— start Quoted text —

According to Knox, TAMER approaches differently learning from human reward in three key ways:
- TAMER addresses delays in human evaluation through credit assignment.
- TAMER learns a predictive model of human reward.
- At each time step, TAMER chooses the action that is predicted to directly elicit the most reward, eschewing consideration of the action’s effect on future state (i.e., in reinforcement learning terms, TAMER myopically values state-action pairs using a discount factor of 0).
Deep TAMER vs. Current Training Methods
The current method of training artificial intelligence (AI) requires robots to interact with their environment repeatedly to learn how to perform a task optimally. The robot will attempt several different movements to achieve the goal and, in doing so, these attempts could have harmful consequences. For example, a robot with AI trying to traverse a bumpy road will try a different speeds and routes to overcome the obstacles. This could lead to the robot running into walls or falling over, since it may not be aware of its surroundings.
With Deep TAMER, the human operator is providing feedback as the robot is self-determining the best method to accomplish the task. In doing so, the human operator is helping to speed up the learning curve and avoid mistakes. The algorithm was demonstrated against an Atari bowling video game. Within 15 minutes of human-provided feedback, the robot algorithm performed better than the human operator. This is a task that has proven difficult for even current state-of-the-art artificial intelligence.
Using a reward based system of +1 and −1, the robot is learning via human feedback how to approach the target with the best method possible in real time.
The TAMER algorithm has also been used in navigation. The research team’s interactive robot navigation test provided reward instances of +1 or −1 in value. In the image above, the rewards are visualized in the bottom-left box labeled “Incoming Reward.” The input features for the TAMER-learned reward model are the action and the distance and angle to the Vicon-tracked marker. The predictive model of human reward learned is displayed in the three squares at the bottom right—from a bird’s-eye perspective of the robotic agent—and the marker. The robot is facing upward and the marker is shown as a white triangle.
The goal is that within the next two years, the research team can expand the learning abilities of the algorithm to other simulation environments that better represent real-world applications. These applications include deployment into the field as bomb detection and search and rescue. “The army of the future will consist of soldiers and autonomous teammates working side-by-side,” Warnell said. “While both humans and autonomous agents can be trained in advance, the team will inevitably be asked to perform tasks—for example, search-and-rescue or surveillance—in new environments they have not seen before.”

— end Quoted text —

Things to do
1. Update everything in the TAMER passage from "- TAMER learns" down to "factor of 0).", putting "learned model" in place of "predictive model".
2. Do these statements agree with the TAMER passage? Answer yes or no to each, quoting the words that decide it. (a) The algorithm was demonstrated on an Atari bowling video game. (b) In the navigation test, the marker is shown as a red circle. (c) The research team aims to expand the algorithm to other simulation environments within the next five years.

— start Data shown —

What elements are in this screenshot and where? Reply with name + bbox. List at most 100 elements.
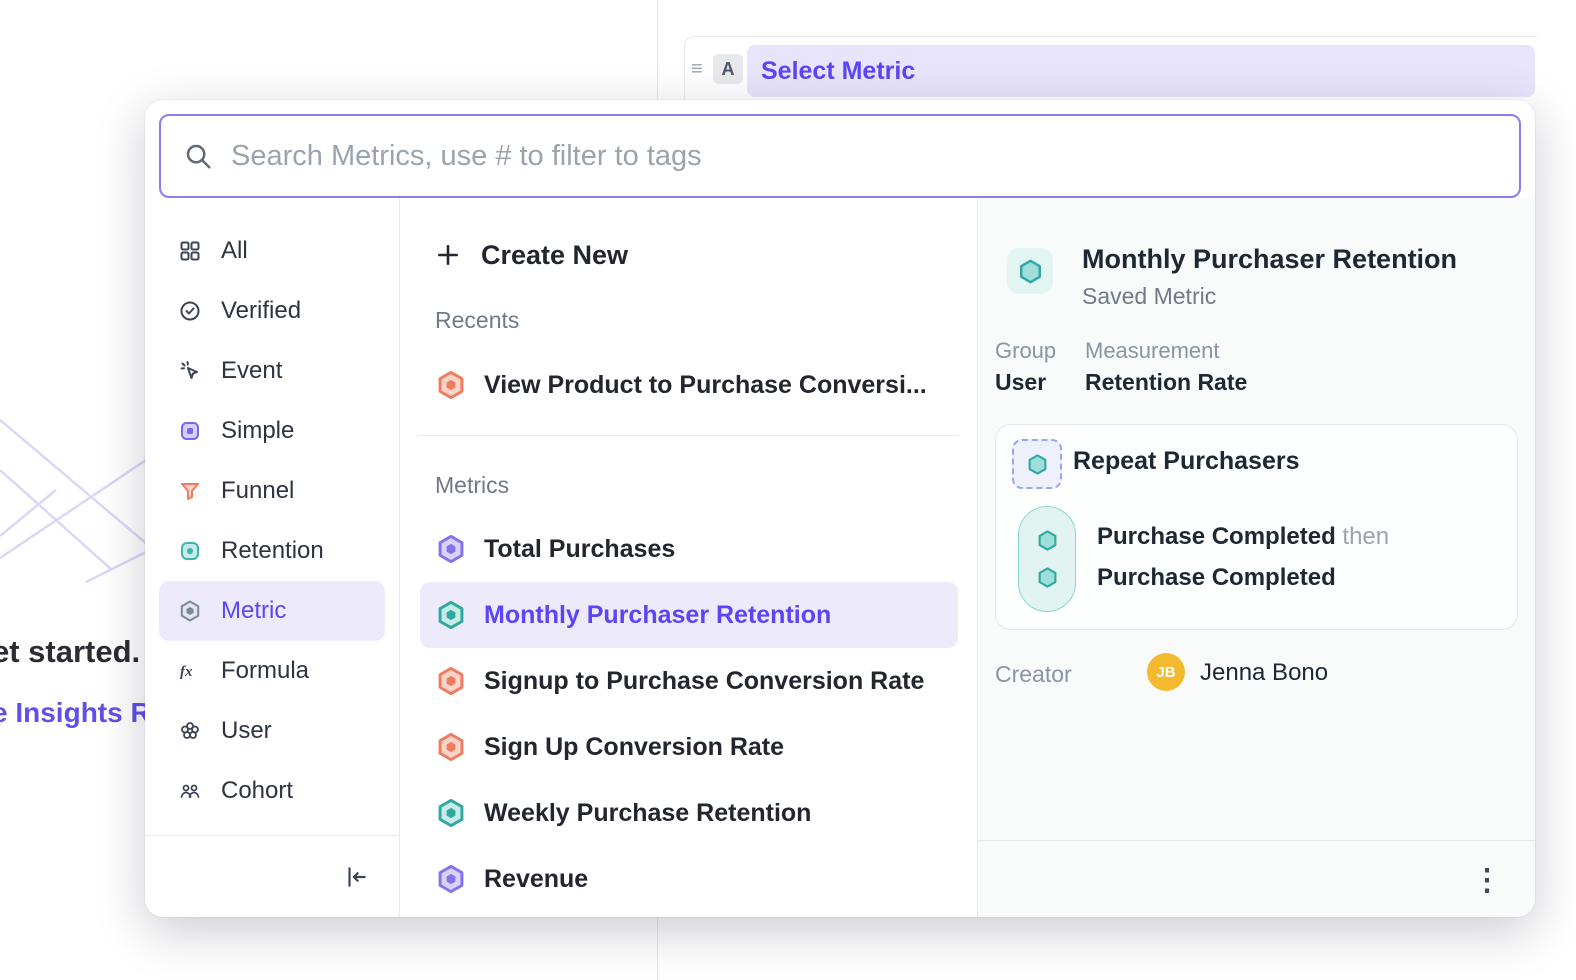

— end Data shown —

Outputs
1.
- TAMER learns a learned model of human reward.
- At each time step, TAMER chooses the action that is predicted to directly elicit the most reward, eschewing consideration of the action’s effect on future state (i.e., in reinforcement learning terms, TAMER myopically values state-action pairs using a discount factor of 0).

2.
(a) Yes: "The algorithm was demonstrated against an Atari bowling video game."
(b) No: "the marker is shown as a white triangle."
(c) No: "The goal is that within the next two years, the research team can expand the learning abilities of the algorithm to other simulation environments"